- Exercise task:
All entries below need to be written out exactly, but without their pictures.

- Dataset entries:
· · · ·

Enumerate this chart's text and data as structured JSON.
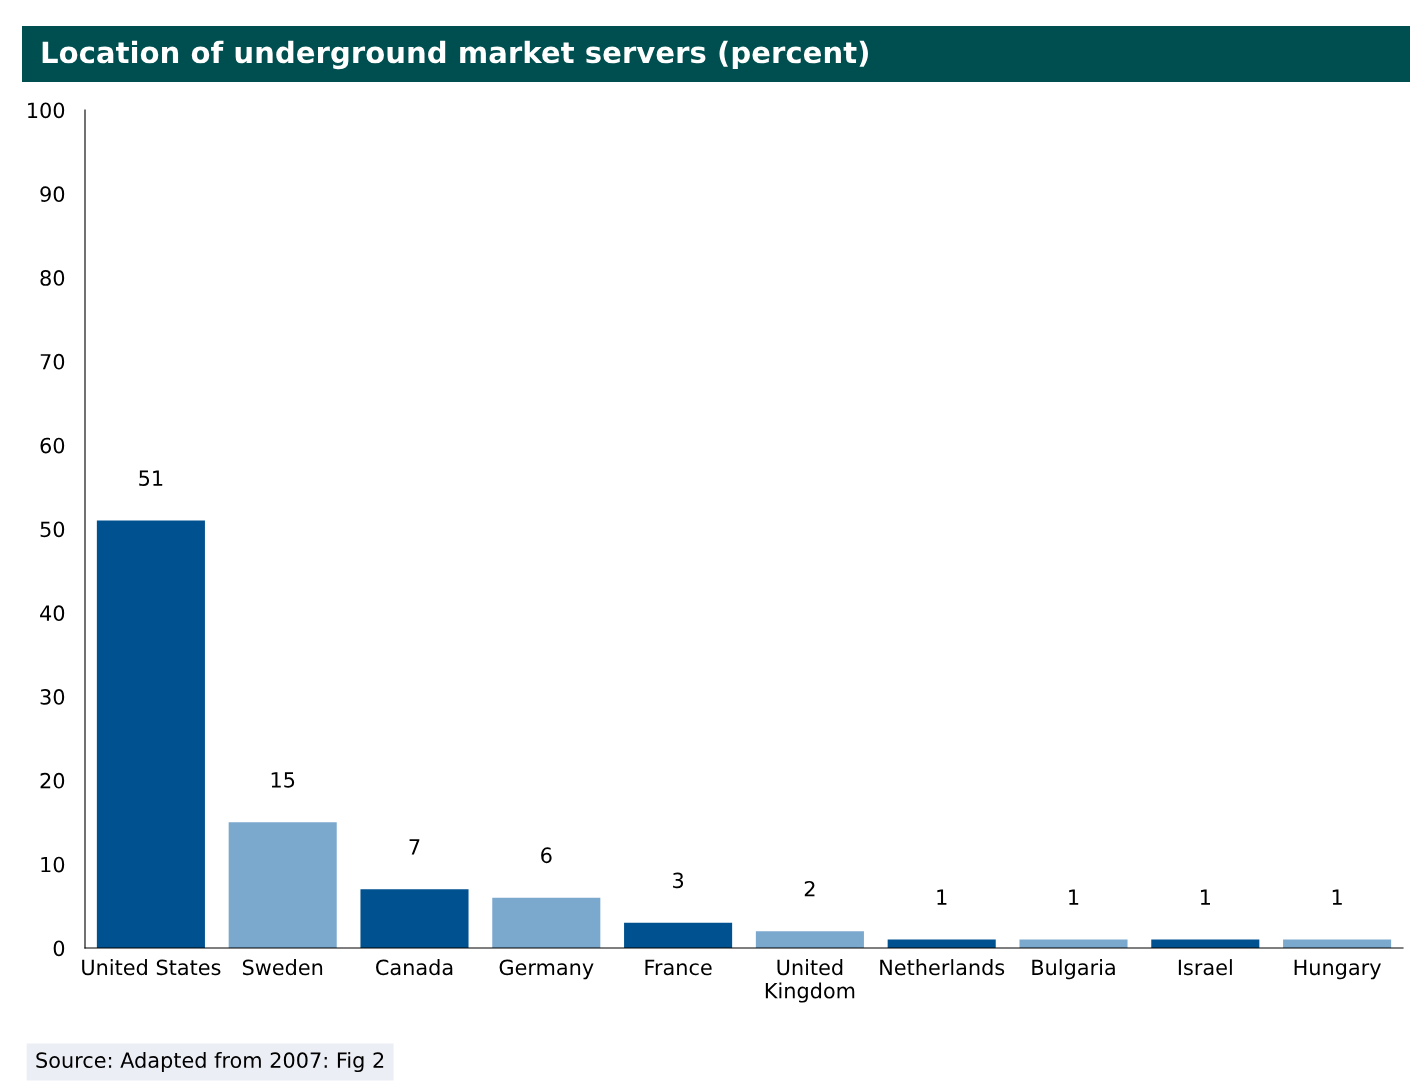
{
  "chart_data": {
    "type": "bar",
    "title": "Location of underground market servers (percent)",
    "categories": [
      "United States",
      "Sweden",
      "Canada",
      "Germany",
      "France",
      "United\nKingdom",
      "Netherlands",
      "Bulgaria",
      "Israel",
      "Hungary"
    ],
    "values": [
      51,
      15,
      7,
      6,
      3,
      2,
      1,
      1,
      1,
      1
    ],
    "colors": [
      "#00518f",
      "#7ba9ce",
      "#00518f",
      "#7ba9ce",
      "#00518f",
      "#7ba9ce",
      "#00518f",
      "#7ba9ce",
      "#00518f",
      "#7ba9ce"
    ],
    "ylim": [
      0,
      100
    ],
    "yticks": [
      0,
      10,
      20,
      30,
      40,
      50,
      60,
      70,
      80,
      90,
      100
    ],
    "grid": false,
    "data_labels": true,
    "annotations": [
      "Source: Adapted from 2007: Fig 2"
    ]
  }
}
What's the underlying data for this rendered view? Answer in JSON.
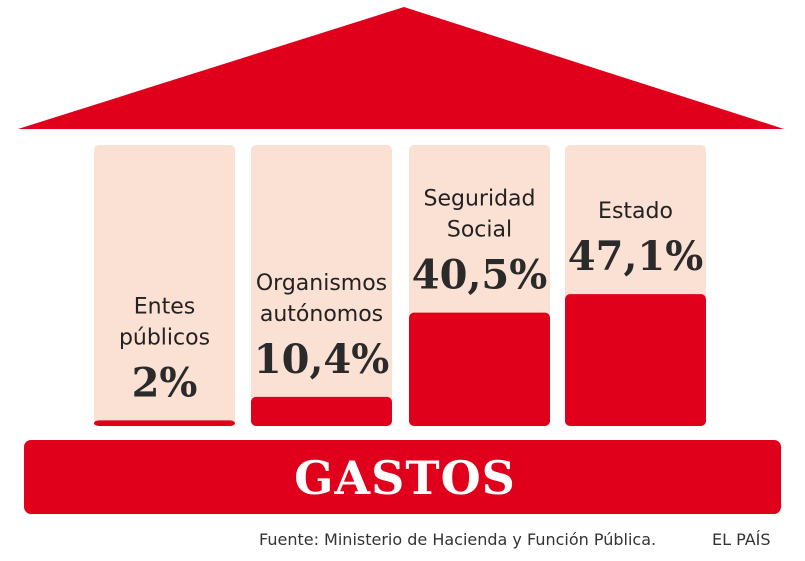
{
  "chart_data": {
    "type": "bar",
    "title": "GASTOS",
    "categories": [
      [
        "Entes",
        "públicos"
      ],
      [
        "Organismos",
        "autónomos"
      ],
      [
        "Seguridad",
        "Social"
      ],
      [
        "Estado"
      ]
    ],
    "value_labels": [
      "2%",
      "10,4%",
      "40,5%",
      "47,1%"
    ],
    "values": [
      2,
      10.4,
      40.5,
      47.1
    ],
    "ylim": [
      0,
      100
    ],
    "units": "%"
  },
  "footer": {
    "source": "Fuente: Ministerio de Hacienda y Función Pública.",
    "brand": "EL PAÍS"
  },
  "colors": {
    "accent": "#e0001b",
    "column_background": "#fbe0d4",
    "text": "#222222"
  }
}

· · · ·

- Answer to the task:
Enumerate this chart's text and data as structured JSON.
{
  "chart_data": {
    "type": "bar",
    "title": "Location of underground market servers (percent)",
    "categories": [
      "United States",
      "Sweden",
      "Canada",
      "Germany",
      "France",
      "United\nKingdom",
      "Netherlands",
      "Bulgaria",
      "Israel",
      "Hungary"
    ],
    "values": [
      51,
      15,
      7,
      6,
      3,
      2,
      1,
      1,
      1,
      1
    ],
    "colors": [
      "#00518f",
      "#7ba9ce",
      "#00518f",
      "#7ba9ce",
      "#00518f",
      "#7ba9ce",
      "#00518f",
      "#7ba9ce",
      "#00518f",
      "#7ba9ce"
    ],
    "ylim": [
      0,
      100
    ],
    "yticks": [
      0,
      10,
      20,
      30,
      40,
      50,
      60,
      70,
      80,
      90,
      100
    ],
    "grid": false,
    "data_labels": true,
    "annotations": [
      "Source: Adapted from 2007: Fig 2"
    ]
  }
}
What's the underlying data for this rendered view? Answer in JSON.
{
  "chart_data": {
    "type": "bar",
    "title": "GASTOS",
    "categories": [
      [
        "Entes",
        "públicos"
      ],
      [
        "Organismos",
        "autónomos"
      ],
      [
        "Seguridad",
        "Social"
      ],
      [
        "Estado"
      ]
    ],
    "value_labels": [
      "2%",
      "10,4%",
      "40,5%",
      "47,1%"
    ],
    "values": [
      2,
      10.4,
      40.5,
      47.1
    ],
    "ylim": [
      0,
      100
    ],
    "units": "%"
  },
  "footer": {
    "source": "Fuente: Ministerio de Hacienda y Función Pública.",
    "brand": "EL PAÍS"
  },
  "colors": {
    "accent": "#e0001b",
    "column_background": "#fbe0d4",
    "text": "#222222"
  }
}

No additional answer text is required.